[START OF Excerpted records]

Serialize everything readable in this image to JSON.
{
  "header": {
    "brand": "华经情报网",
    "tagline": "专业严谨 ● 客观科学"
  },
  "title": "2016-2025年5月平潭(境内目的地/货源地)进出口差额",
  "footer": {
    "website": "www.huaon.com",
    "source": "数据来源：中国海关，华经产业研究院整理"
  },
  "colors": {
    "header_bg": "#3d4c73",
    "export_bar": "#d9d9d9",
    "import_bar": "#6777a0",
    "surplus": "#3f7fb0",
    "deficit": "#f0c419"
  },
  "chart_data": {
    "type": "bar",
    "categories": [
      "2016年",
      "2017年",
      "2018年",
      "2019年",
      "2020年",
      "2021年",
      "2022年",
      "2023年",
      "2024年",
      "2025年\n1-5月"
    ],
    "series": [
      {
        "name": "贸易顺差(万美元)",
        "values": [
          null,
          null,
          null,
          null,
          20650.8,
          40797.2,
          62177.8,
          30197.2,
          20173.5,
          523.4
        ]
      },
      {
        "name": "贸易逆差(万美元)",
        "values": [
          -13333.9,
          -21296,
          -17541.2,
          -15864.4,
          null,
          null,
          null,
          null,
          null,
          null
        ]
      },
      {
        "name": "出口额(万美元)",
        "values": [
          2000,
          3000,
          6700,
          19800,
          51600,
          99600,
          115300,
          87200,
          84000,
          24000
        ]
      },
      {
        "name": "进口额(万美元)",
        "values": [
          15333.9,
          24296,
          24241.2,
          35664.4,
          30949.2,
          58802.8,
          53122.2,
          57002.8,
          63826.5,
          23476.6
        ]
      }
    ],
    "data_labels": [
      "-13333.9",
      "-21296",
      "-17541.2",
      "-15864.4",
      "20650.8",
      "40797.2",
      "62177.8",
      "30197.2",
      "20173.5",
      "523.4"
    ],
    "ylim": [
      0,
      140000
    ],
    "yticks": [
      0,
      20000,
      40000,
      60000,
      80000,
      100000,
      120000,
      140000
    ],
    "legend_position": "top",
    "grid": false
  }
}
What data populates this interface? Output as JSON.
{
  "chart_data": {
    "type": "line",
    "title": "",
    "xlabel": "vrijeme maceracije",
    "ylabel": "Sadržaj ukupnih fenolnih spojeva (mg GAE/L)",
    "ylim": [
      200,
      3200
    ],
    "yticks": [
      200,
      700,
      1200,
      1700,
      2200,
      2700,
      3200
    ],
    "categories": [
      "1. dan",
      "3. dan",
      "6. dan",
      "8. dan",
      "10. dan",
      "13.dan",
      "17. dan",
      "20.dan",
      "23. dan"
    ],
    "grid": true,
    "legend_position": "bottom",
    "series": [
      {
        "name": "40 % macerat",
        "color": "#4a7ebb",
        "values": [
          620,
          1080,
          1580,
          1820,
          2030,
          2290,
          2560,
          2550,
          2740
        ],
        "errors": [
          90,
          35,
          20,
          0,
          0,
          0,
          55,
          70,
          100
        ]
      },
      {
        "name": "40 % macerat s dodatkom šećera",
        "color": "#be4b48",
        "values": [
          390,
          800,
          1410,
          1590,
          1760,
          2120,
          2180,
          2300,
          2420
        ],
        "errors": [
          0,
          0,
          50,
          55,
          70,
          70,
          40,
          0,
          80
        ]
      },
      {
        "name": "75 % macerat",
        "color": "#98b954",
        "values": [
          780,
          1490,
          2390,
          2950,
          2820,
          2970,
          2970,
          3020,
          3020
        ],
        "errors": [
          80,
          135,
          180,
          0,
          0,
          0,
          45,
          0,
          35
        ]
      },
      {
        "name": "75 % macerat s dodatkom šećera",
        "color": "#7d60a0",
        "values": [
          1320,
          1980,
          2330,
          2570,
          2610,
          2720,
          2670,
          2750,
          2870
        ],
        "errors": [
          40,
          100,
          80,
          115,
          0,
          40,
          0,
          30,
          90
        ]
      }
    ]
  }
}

[END OF Excerpted records]
[START OF Excerpted records]

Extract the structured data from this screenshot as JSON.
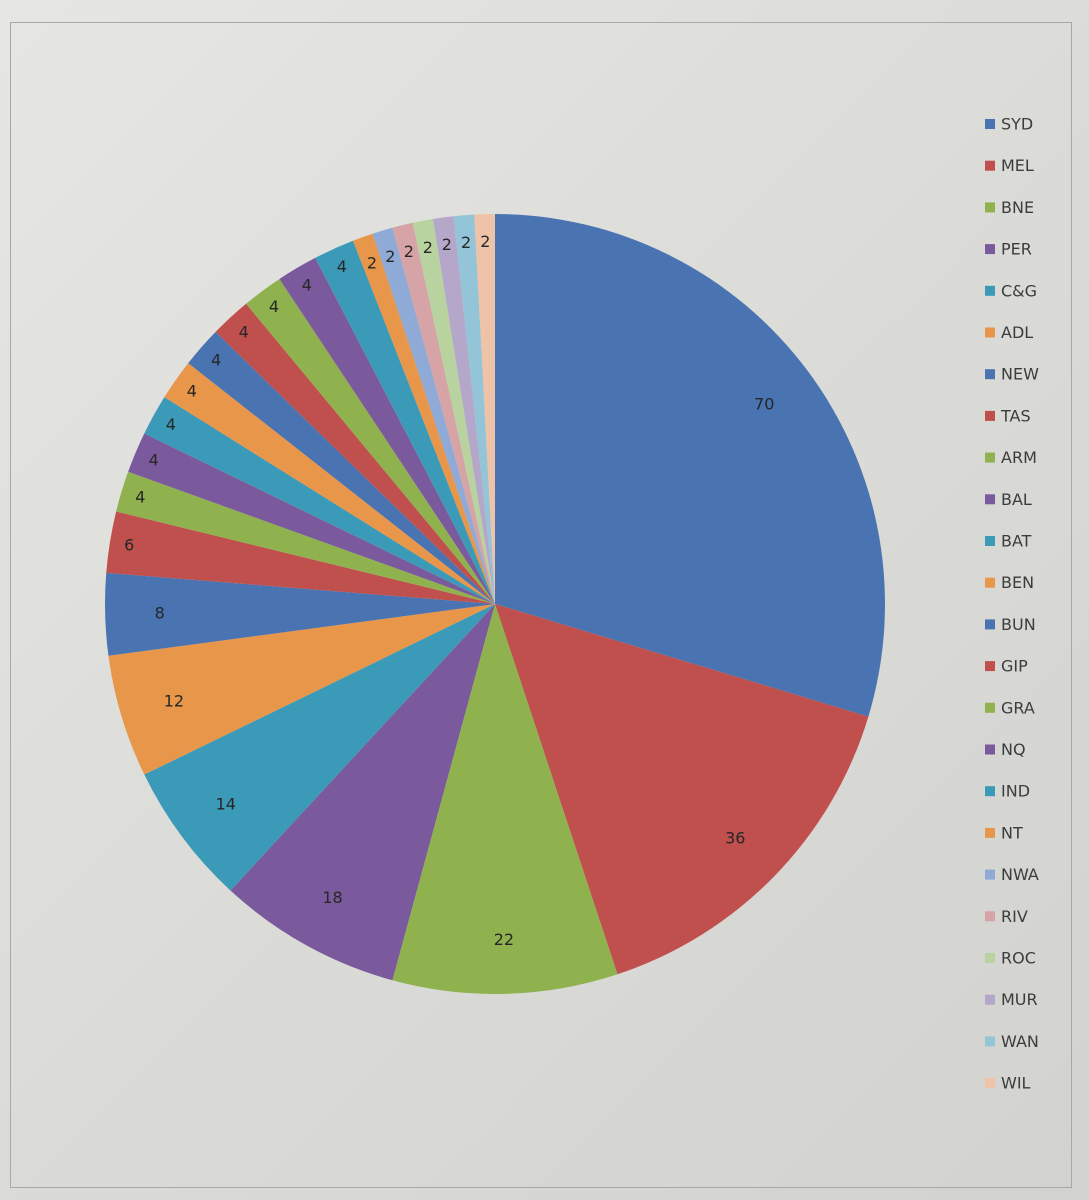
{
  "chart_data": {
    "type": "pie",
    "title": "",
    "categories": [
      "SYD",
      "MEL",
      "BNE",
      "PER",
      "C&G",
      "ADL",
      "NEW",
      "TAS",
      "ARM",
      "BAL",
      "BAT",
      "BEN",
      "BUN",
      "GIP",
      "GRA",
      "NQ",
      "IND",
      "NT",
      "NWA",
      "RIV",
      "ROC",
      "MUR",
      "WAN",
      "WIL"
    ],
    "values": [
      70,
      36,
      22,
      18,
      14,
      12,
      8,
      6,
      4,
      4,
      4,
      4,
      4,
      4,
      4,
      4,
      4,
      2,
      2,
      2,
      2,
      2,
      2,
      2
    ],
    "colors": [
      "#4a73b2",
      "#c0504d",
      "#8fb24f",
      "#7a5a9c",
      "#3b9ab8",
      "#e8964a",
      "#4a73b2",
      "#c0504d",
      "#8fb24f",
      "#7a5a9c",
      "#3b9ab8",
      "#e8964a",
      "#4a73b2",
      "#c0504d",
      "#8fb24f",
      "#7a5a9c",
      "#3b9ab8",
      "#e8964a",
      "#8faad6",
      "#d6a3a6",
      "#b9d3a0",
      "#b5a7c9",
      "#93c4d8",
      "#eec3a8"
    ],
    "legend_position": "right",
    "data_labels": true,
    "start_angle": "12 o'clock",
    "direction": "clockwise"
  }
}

[END OF Excerpted records]
[START OF Excerpted records]

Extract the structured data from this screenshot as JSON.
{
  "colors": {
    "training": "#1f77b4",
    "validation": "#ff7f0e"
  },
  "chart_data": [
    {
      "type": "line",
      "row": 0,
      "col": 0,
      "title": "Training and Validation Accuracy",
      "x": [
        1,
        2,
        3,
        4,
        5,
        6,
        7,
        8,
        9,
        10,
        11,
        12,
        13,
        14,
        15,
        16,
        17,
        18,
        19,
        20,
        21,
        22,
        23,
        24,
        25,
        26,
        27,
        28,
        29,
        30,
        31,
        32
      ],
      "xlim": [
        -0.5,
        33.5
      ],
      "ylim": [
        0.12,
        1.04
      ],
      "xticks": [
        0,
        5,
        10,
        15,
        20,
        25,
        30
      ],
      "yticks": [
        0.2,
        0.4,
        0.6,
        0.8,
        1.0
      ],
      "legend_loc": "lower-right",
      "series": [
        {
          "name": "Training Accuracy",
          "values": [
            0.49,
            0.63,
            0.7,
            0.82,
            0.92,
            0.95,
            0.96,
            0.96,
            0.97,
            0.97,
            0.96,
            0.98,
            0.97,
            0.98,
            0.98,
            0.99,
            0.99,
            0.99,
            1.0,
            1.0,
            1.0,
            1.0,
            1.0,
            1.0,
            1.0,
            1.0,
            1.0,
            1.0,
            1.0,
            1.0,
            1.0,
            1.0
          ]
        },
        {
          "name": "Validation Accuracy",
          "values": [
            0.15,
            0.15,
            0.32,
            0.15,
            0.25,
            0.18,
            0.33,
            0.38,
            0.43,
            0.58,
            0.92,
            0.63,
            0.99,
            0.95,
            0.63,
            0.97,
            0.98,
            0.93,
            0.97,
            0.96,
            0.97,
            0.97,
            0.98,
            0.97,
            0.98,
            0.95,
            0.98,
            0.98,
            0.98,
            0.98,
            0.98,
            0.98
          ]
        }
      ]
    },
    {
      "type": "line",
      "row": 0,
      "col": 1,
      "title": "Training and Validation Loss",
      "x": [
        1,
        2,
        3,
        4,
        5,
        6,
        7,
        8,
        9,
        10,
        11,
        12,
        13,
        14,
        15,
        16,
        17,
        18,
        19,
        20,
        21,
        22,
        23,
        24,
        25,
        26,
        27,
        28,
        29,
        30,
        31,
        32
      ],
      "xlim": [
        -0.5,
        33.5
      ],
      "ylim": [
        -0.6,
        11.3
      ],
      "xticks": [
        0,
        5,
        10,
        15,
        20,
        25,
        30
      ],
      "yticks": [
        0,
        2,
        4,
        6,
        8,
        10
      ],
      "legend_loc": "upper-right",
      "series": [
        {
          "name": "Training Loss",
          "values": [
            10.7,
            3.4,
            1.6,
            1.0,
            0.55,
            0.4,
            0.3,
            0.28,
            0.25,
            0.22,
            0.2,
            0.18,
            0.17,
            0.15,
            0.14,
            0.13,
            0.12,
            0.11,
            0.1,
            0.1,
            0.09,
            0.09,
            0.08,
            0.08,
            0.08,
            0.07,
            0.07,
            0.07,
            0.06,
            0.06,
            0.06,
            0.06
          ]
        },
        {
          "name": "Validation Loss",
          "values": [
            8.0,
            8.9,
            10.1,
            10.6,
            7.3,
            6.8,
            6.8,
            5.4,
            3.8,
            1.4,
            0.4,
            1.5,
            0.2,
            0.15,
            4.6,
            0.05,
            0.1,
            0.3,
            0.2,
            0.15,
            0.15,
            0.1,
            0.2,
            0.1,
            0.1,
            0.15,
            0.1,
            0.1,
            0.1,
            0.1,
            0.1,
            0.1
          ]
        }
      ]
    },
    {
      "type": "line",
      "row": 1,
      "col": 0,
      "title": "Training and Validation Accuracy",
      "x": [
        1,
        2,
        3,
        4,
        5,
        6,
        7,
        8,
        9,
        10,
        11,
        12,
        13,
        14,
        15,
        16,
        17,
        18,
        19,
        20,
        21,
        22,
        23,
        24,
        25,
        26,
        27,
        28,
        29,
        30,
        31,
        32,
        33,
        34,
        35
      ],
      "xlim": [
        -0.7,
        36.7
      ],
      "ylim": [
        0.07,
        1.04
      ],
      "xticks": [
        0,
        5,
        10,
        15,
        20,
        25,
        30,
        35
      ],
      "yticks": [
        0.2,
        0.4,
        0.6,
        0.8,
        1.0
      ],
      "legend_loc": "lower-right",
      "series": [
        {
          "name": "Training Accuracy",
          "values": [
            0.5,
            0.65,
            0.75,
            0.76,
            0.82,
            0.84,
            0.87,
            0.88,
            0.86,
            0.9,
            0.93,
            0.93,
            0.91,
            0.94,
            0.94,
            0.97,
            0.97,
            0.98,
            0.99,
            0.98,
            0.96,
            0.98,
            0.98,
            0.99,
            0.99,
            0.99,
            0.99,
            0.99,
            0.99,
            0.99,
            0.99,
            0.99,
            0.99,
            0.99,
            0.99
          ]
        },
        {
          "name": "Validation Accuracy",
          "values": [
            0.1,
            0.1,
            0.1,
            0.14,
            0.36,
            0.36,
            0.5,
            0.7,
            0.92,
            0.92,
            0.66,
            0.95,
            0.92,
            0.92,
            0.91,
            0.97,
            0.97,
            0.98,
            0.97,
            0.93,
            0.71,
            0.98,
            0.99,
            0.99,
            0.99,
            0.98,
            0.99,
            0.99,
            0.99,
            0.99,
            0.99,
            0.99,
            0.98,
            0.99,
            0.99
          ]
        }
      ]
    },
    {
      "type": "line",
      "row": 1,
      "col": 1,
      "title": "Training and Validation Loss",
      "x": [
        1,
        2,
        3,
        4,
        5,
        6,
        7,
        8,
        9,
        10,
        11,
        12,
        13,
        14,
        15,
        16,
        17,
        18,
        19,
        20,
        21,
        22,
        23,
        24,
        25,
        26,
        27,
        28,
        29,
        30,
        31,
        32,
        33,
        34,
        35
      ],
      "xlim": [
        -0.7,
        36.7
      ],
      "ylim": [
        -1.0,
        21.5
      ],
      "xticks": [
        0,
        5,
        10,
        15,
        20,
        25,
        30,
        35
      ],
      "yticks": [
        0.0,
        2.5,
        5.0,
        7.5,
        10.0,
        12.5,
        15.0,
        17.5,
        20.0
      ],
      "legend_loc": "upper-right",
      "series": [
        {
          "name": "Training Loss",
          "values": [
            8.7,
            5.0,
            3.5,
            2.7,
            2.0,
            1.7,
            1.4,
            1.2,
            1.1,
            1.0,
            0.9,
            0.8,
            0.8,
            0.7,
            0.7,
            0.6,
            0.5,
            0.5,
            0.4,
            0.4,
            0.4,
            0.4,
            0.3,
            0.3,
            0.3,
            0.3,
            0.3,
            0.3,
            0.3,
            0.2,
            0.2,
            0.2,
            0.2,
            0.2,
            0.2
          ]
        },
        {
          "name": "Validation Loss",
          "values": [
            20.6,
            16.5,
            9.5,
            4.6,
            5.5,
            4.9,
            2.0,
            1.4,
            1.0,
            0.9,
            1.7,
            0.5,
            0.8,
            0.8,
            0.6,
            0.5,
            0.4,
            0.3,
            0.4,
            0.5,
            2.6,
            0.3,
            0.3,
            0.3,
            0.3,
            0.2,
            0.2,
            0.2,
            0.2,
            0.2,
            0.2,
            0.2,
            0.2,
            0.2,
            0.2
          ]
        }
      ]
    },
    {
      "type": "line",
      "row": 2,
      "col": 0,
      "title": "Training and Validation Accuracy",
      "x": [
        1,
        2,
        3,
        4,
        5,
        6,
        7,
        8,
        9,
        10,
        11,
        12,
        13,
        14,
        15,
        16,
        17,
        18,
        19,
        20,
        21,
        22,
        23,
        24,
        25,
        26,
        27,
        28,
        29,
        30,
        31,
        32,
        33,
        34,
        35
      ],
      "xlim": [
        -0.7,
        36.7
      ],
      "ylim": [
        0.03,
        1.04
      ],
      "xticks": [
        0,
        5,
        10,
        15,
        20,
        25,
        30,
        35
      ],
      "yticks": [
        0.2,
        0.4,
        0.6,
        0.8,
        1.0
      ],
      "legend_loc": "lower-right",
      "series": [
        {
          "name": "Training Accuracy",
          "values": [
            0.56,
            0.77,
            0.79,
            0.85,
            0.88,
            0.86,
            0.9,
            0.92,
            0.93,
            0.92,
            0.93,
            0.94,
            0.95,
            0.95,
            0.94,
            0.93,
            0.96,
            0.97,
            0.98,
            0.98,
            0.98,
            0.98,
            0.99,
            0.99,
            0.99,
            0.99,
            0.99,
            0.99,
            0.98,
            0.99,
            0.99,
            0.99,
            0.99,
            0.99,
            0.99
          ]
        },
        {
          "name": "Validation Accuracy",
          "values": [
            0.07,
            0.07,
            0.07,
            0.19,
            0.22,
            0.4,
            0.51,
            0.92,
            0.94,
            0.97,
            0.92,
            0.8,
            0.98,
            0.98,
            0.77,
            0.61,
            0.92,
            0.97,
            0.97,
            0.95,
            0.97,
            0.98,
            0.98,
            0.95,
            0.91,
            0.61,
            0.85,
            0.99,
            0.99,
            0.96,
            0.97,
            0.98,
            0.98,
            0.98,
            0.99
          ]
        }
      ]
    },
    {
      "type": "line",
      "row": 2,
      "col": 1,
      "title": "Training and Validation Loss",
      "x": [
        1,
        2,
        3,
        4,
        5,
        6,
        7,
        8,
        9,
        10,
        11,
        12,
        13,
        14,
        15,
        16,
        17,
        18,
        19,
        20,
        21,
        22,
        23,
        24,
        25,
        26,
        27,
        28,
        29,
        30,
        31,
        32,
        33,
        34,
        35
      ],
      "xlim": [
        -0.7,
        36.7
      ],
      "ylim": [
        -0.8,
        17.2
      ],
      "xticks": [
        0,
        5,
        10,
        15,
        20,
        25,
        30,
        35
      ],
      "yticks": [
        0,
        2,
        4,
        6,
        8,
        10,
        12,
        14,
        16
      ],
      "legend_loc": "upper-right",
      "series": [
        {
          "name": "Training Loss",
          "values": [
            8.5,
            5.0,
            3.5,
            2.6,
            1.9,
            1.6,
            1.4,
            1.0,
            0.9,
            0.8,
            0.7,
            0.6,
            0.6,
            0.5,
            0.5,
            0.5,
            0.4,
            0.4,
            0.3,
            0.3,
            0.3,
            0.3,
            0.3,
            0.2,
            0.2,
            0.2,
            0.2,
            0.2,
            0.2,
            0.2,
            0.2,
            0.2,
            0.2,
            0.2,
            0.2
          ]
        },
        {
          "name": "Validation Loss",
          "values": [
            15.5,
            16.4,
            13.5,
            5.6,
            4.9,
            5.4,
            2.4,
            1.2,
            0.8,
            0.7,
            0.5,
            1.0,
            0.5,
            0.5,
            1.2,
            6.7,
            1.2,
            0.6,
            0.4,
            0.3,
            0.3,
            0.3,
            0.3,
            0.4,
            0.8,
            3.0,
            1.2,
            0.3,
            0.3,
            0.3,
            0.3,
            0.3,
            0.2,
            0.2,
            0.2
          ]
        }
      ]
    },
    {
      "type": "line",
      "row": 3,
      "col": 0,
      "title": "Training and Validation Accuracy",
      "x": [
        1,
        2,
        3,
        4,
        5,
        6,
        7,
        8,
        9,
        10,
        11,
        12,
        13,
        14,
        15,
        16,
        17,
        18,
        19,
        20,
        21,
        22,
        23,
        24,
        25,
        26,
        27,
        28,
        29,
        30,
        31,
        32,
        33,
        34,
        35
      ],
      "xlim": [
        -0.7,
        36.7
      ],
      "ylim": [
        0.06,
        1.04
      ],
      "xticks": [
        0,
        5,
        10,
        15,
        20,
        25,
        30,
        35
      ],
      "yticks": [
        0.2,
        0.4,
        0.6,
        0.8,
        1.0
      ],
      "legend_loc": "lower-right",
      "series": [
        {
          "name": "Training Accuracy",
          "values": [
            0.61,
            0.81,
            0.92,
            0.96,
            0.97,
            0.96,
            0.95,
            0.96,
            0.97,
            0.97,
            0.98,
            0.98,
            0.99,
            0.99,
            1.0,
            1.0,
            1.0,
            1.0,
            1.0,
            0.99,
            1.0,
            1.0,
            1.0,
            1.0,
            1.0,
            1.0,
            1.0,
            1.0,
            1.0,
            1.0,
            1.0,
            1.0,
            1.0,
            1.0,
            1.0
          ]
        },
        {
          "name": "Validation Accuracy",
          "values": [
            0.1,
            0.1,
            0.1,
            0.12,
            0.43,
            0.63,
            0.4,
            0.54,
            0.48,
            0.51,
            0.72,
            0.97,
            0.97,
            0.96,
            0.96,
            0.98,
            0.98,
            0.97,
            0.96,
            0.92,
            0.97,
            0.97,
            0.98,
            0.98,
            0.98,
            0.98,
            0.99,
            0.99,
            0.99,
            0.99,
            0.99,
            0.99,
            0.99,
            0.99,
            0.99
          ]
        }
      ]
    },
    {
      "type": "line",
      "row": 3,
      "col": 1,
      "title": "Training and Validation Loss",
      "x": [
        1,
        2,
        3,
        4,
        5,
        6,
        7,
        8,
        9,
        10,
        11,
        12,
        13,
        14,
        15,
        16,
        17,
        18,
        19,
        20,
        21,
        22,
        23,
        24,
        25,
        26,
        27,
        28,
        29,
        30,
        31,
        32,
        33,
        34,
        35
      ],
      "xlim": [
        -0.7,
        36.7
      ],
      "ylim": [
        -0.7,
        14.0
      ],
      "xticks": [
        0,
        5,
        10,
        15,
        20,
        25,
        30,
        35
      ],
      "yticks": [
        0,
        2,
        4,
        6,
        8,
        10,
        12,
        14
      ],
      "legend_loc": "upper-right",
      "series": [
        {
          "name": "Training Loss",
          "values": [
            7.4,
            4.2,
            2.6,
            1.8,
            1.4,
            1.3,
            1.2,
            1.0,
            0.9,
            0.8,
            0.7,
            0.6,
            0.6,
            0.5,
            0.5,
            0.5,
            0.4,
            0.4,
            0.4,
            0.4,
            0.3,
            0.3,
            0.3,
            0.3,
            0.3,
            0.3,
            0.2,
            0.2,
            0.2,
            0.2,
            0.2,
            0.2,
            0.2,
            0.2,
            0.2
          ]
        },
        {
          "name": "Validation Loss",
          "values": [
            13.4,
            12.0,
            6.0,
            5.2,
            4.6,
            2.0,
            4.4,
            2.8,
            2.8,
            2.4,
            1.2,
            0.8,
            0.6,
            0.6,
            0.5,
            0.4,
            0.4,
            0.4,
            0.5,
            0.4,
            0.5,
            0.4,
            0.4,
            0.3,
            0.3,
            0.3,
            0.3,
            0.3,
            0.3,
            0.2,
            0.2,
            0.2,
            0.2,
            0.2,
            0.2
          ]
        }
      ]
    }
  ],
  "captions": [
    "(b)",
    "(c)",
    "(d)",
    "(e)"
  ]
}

[END OF Excerpted records]

## [Requirement]
Pick out all lines containing the string "dodatkom".

## [Result of the exercise]
        "name": "40 % macerat s dodatkom šećera",
        "name": "75 % macerat s dodatkom šećera",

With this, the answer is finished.